What is needed
Go through the data and copy every line exactly, but not the images.

Task material
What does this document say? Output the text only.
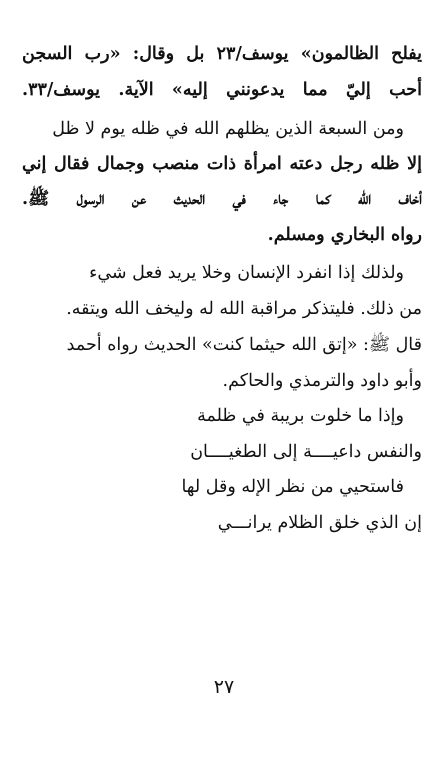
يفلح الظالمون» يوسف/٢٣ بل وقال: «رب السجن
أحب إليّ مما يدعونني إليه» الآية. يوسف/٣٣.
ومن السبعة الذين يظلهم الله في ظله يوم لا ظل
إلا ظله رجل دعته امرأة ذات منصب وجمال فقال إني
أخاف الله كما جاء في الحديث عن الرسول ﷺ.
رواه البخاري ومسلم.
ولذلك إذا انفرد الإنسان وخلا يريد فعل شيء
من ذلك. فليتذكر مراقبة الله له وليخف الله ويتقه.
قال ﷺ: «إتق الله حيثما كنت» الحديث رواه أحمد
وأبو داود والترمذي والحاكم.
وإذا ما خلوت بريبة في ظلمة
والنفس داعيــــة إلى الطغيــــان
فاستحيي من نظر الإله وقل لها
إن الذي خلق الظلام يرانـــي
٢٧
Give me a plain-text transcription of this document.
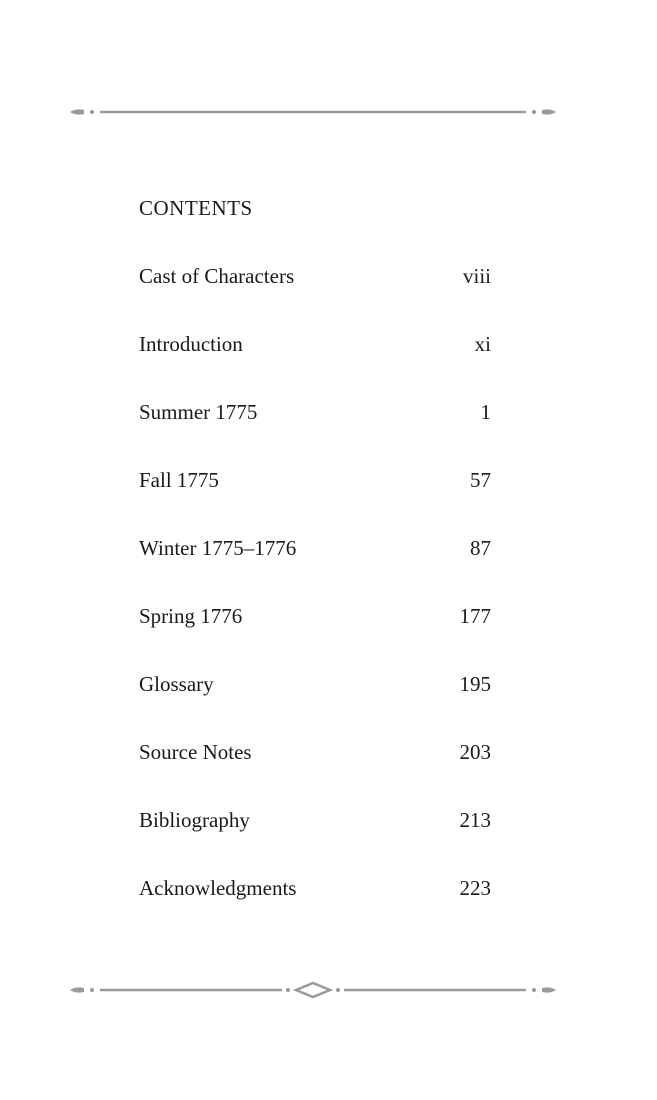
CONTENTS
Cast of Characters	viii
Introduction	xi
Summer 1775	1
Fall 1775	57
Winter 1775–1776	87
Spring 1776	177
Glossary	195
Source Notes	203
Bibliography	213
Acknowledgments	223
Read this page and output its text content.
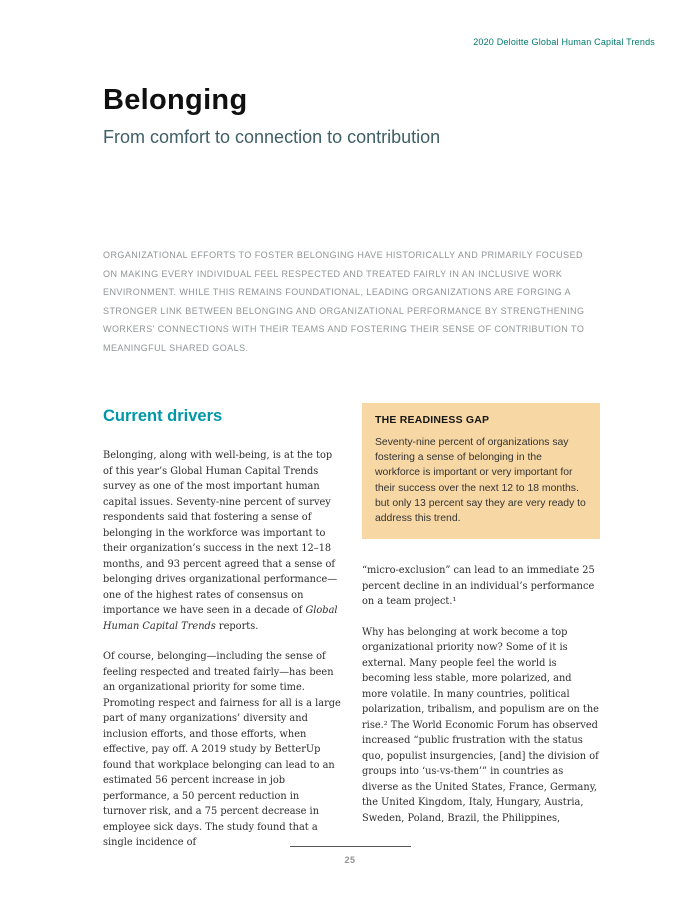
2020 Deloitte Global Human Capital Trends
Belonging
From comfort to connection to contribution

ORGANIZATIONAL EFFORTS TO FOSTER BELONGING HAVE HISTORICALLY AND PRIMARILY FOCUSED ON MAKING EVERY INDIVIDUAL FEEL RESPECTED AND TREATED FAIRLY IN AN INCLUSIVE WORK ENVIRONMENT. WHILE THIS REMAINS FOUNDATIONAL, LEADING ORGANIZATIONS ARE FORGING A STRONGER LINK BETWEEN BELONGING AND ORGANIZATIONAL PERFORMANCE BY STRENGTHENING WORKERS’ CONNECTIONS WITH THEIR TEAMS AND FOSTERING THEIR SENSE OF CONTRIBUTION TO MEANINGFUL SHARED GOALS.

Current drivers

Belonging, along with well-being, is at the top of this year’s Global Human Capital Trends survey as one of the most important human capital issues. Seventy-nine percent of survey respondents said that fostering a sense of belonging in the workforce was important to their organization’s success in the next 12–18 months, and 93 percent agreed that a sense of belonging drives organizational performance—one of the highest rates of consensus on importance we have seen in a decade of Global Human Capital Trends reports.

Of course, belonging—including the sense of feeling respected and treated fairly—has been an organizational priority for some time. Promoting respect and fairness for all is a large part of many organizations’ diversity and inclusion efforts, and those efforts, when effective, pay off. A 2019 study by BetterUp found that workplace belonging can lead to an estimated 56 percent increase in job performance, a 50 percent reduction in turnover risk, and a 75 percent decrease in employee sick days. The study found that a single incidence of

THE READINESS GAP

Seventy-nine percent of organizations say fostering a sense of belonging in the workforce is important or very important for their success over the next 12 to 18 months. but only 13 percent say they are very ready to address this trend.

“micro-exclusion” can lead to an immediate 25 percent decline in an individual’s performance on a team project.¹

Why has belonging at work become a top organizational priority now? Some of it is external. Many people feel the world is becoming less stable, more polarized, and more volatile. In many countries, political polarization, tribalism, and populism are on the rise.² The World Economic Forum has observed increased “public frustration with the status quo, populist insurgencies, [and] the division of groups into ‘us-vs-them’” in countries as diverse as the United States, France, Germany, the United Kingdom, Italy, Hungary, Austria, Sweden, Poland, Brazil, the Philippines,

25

Exercise answer
What does this document say? Output the text only.
يفلح الظالمون» يوسف/٢٣ بل وقال: «رب السجن
أحب إليّ مما يدعونني إليه» الآية. يوسف/٣٣.
ومن السبعة الذين يظلهم الله في ظله يوم لا ظل
إلا ظله رجل دعته امرأة ذات منصب وجمال فقال إني
أخاف الله كما جاء في الحديث عن الرسول ﷺ.
رواه البخاري ومسلم.
ولذلك إذا انفرد الإنسان وخلا يريد فعل شيء
من ذلك. فليتذكر مراقبة الله له وليخف الله ويتقه.
قال ﷺ: «إتق الله حيثما كنت» الحديث رواه أحمد
وأبو داود والترمذي والحاكم.
وإذا ما خلوت بريبة في ظلمة
والنفس داعيــــة إلى الطغيــــان
فاستحيي من نظر الإله وقل لها
إن الذي خلق الظلام يرانـــي
٢٧
Give me a plain-text transcription of this document.
CONTENTS
Cast of Characters	viii
Introduction	xi
Summer 1775	1
Fall 1775	57
Winter 1775–1776	87
Spring 1776	177
Glossary	195
Source Notes	203
Bibliography	213
Acknowledgments	223
Read this page and output its text content.
2020 Deloitte Global Human Capital Trends
Belonging
From comfort to connection to contribution

ORGANIZATIONAL EFFORTS TO FOSTER BELONGING HAVE HISTORICALLY AND PRIMARILY FOCUSED ON MAKING EVERY INDIVIDUAL FEEL RESPECTED AND TREATED FAIRLY IN AN INCLUSIVE WORK ENVIRONMENT. WHILE THIS REMAINS FOUNDATIONAL, LEADING ORGANIZATIONS ARE FORGING A STRONGER LINK BETWEEN BELONGING AND ORGANIZATIONAL PERFORMANCE BY STRENGTHENING WORKERS’ CONNECTIONS WITH THEIR TEAMS AND FOSTERING THEIR SENSE OF CONTRIBUTION TO MEANINGFUL SHARED GOALS.

Current drivers

Belonging, along with well-being, is at the top of this year’s Global Human Capital Trends survey as one of the most important human capital issues. Seventy-nine percent of survey respondents said that fostering a sense of belonging in the workforce was important to their organization’s success in the next 12–18 months, and 93 percent agreed that a sense of belonging drives organizational performance—one of the highest rates of consensus on importance we have seen in a decade of Global Human Capital Trends reports.

Of course, belonging—including the sense of feeling respected and treated fairly—has been an organizational priority for some time. Promoting respect and fairness for all is a large part of many organizations’ diversity and inclusion efforts, and those efforts, when effective, pay off. A 2019 study by BetterUp found that workplace belonging can lead to an estimated 56 percent increase in job performance, a 50 percent reduction in turnover risk, and a 75 percent decrease in employee sick days. The study found that a single incidence of

THE READINESS GAP

Seventy-nine percent of organizations say fostering a sense of belonging in the workforce is important or very important for their success over the next 12 to 18 months. but only 13 percent say they are very ready to address this trend.

“micro-exclusion” can lead to an immediate 25 percent decline in an individual’s performance on a team project.¹

Why has belonging at work become a top organizational priority now? Some of it is external. Many people feel the world is becoming less stable, more polarized, and more volatile. In many countries, political polarization, tribalism, and populism are on the rise.² The World Economic Forum has observed increased “public frustration with the status quo, populist insurgencies, [and] the division of groups into ‘us-vs-them’” in countries as diverse as the United States, France, Germany, the United Kingdom, Italy, Hungary, Austria, Sweden, Poland, Brazil, the Philippines,

25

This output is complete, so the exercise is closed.